# [Task statement]
Go through the data below and copy it exactly, skipping every picture.

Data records
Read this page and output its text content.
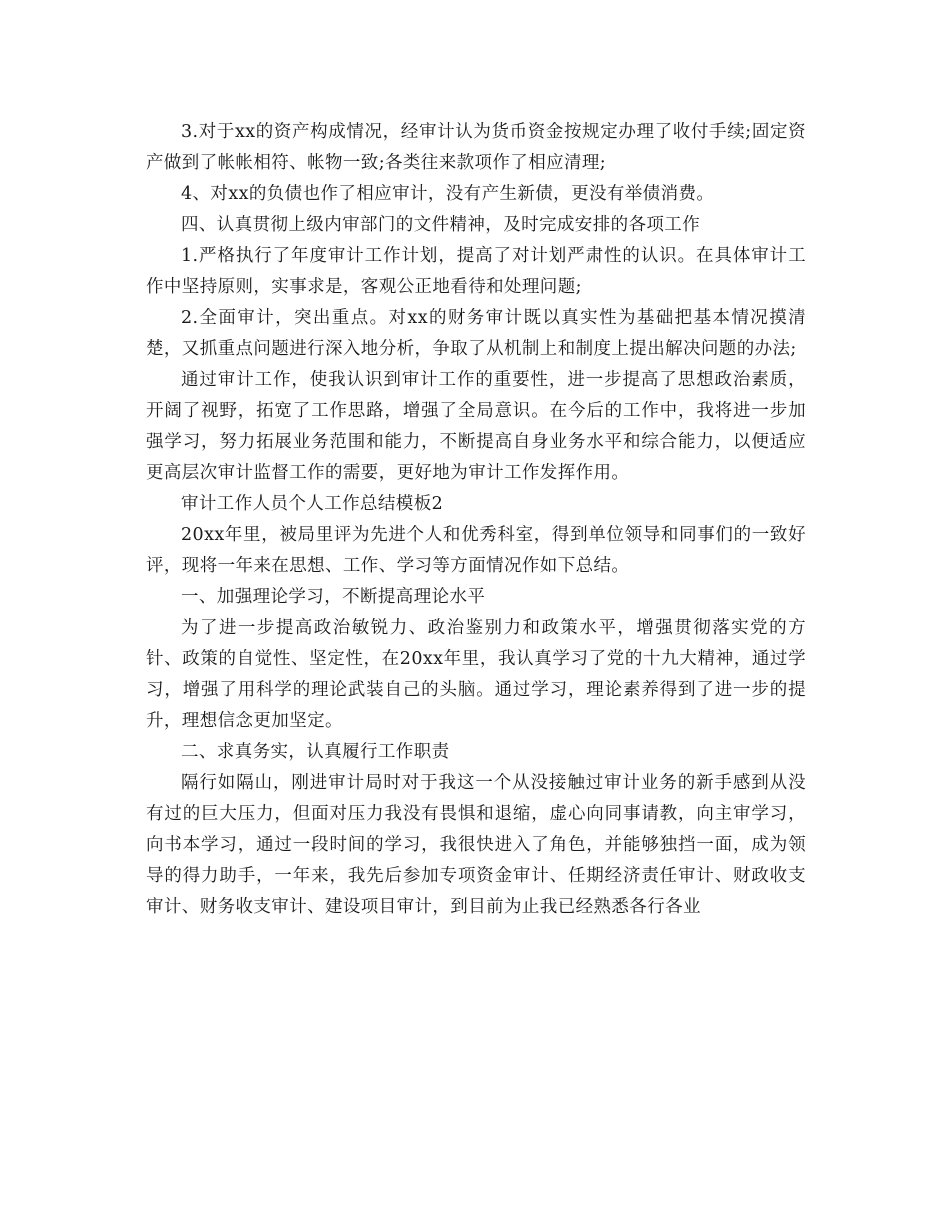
3.对于xx的资产构成情况，经审计认为货币资金按规定办理了收付手续;固定资产做到了帐帐相符、帐物一致;各类往来款项作了相应清理;

4、对xx的负债也作了相应审计，没有产生新债，更没有举债消费。

四、认真贯彻上级内审部门的文件精神，及时完成安排的各项工作

1.严格执行了年度审计工作计划，提高了对计划严肃性的认识。在具体审计工作中坚持原则，实事求是，客观公正地看待和处理问题;

2.全面审计，突出重点。对xx的财务审计既以真实性为基础把基本情况摸清楚，又抓重点问题进行深入地分析，争取了从机制上和制度上提出解决问题的办法;

通过审计工作，使我认识到审计工作的重要性，进一步提高了思想政治素质，开阔了视野，拓宽了工作思路，增强了全局意识。在今后的工作中，我将进一步加强学习，努力拓展业务范围和能力，不断提高自身业务水平和综合能力，以便适应更高层次审计监督工作的需要，更好地为审计工作发挥作用。

审计工作人员个人工作总结模板2

20xx年里，被局里评为先进个人和优秀科室，得到单位领导和同事们的一致好评，现将一年来在思想、工作、学习等方面情况作如下总结。

一、加强理论学习，不断提高理论水平

为了进一步提高政治敏锐力、政治鉴别力和政策水平，增强贯彻落实党的方针、政策的自觉性、坚定性，在20xx年里，我认真学习了党的十九大精神，通过学习，增强了用科学的理论武装自己的头脑。通过学习，理论素养得到了进一步的提升，理想信念更加坚定。

二、求真务实，认真履行工作职责

隔行如隔山，刚进审计局时对于我这一个从没接触过审计业务的新手感到从没有过的巨大压力，但面对压力我没有畏惧和退缩，虚心向同事请教，向主审学习，向书本学习，通过一段时间的学习，我很快进入了角色，并能够独挡一面，成为领导的得力助手，一年来，我先后参加专项资金审计、任期经济责任审计、财政收支审计、财务收支审计、建设项目审计，到目前为止我已经熟悉各行各业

# [Exercise result]
Read this page and output its text content.
3.对于xx的资产构成情况，经审计认为货币资金按规定办理了收付手续;固定资产做到了帐帐相符、帐物一致;各类往来款项作了相应清理;

4、对xx的负债也作了相应审计，没有产生新债，更没有举债消费。

四、认真贯彻上级内审部门的文件精神，及时完成安排的各项工作

1.严格执行了年度审计工作计划，提高了对计划严肃性的认识。在具体审计工作中坚持原则，实事求是，客观公正地看待和处理问题;

2.全面审计，突出重点。对xx的财务审计既以真实性为基础把基本情况摸清楚，又抓重点问题进行深入地分析，争取了从机制上和制度上提出解决问题的办法;

通过审计工作，使我认识到审计工作的重要性，进一步提高了思想政治素质，开阔了视野，拓宽了工作思路，增强了全局意识。在今后的工作中，我将进一步加强学习，努力拓展业务范围和能力，不断提高自身业务水平和综合能力，以便适应更高层次审计监督工作的需要，更好地为审计工作发挥作用。

审计工作人员个人工作总结模板2

20xx年里，被局里评为先进个人和优秀科室，得到单位领导和同事们的一致好评，现将一年来在思想、工作、学习等方面情况作如下总结。

一、加强理论学习，不断提高理论水平

为了进一步提高政治敏锐力、政治鉴别力和政策水平，增强贯彻落实党的方针、政策的自觉性、坚定性，在20xx年里，我认真学习了党的十九大精神，通过学习，增强了用科学的理论武装自己的头脑。通过学习，理论素养得到了进一步的提升，理想信念更加坚定。

二、求真务实，认真履行工作职责

隔行如隔山，刚进审计局时对于我这一个从没接触过审计业务的新手感到从没有过的巨大压力，但面对压力我没有畏惧和退缩，虚心向同事请教，向主审学习，向书本学习，通过一段时间的学习，我很快进入了角色，并能够独挡一面，成为领导的得力助手，一年来，我先后参加专项资金审计、任期经济责任审计、财政收支审计、财务收支审计、建设项目审计，到目前为止我已经熟悉各行各业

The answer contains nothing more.